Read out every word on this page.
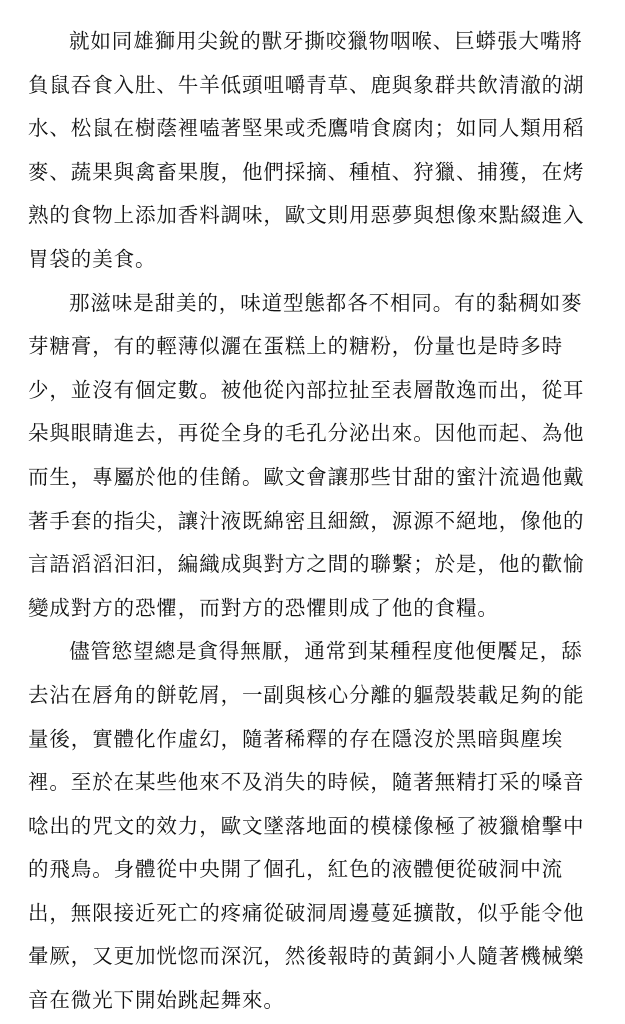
就如同雄獅用尖銳的獸牙撕咬獵物咽喉、巨蟒張大嘴將
負鼠吞食入肚、牛羊低頭咀嚼青草、鹿與象群共飲清澈的湖
水、松鼠在樹蔭裡嗑著堅果或禿鷹啃食腐肉；如同人類用稻
麥、蔬果與禽畜果腹，他們採摘、種植、狩獵、捕獲，在烤
熟的食物上添加香料調味，歐文則用惡夢與想像來點綴進入
胃袋的美食。
那滋味是甜美的，味道型態都各不相同。有的黏稠如麥
芽糖膏，有的輕薄似灑在蛋糕上的糖粉，份量也是時多時
少，並沒有個定數。被他從內部拉扯至表層散逸而出，從耳
朵與眼睛進去，再從全身的毛孔分泌出來。因他而起、為他
而生，專屬於他的佳餚。歐文會讓那些甘甜的蜜汁流過他戴
著手套的指尖，讓汁液既綿密且細緻，源源不絕地，像他的
言語滔滔汩汩，編織成與對方之間的聯繫；於是，他的歡愉
變成對方的恐懼，而對方的恐懼則成了他的食糧。
儘管慾望總是貪得無厭，通常到某種程度他便饜足，舔
去沾在唇角的餅乾屑，一副與核心分離的軀殼裝載足夠的能
量後，實體化作虛幻，隨著稀釋的存在隱沒於黑暗與塵埃
裡。至於在某些他來不及消失的時候，隨著無精打采的嗓音
唸出的咒文的效力，歐文墜落地面的模樣像極了被獵槍擊中
的飛鳥。身體從中央開了個孔，紅色的液體便從破洞中流
出，無限接近死亡的疼痛從破洞周邊蔓延擴散，似乎能令他
暈厥，又更加恍惚而深沉，然後報時的黃銅小人隨著機械樂
音在微光下開始跳起舞來。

== == ==

Pictures are excluded; copy every other part of the records exactly.

Read out every word on this page.
就如同雄獅用尖銳的獸牙撕咬獵物咽喉、巨蟒張大嘴將
負鼠吞食入肚、牛羊低頭咀嚼青草、鹿與象群共飲清澈的湖
水、松鼠在樹蔭裡嗑著堅果或禿鷹啃食腐肉；如同人類用稻
麥、蔬果與禽畜果腹，他們採摘、種植、狩獵、捕獲，在烤
熟的食物上添加香料調味，歐文則用惡夢與想像來點綴進入
胃袋的美食。
那滋味是甜美的，味道型態都各不相同。有的黏稠如麥
芽糖膏，有的輕薄似灑在蛋糕上的糖粉，份量也是時多時
少，並沒有個定數。被他從內部拉扯至表層散逸而出，從耳
朵與眼睛進去，再從全身的毛孔分泌出來。因他而起、為他
而生，專屬於他的佳餚。歐文會讓那些甘甜的蜜汁流過他戴
著手套的指尖，讓汁液既綿密且細緻，源源不絕地，像他的
言語滔滔汩汩，編織成與對方之間的聯繫；於是，他的歡愉
變成對方的恐懼，而對方的恐懼則成了他的食糧。
儘管慾望總是貪得無厭，通常到某種程度他便饜足，舔
去沾在唇角的餅乾屑，一副與核心分離的軀殼裝載足夠的能
量後，實體化作虛幻，隨著稀釋的存在隱沒於黑暗與塵埃
裡。至於在某些他來不及消失的時候，隨著無精打采的嗓音
唸出的咒文的效力，歐文墜落地面的模樣像極了被獵槍擊中
的飛鳥。身體從中央開了個孔，紅色的液體便從破洞中流
出，無限接近死亡的疼痛從破洞周邊蔓延擴散，似乎能令他
暈厥，又更加恍惚而深沉，然後報時的黃銅小人隨著機械樂
音在微光下開始跳起舞來。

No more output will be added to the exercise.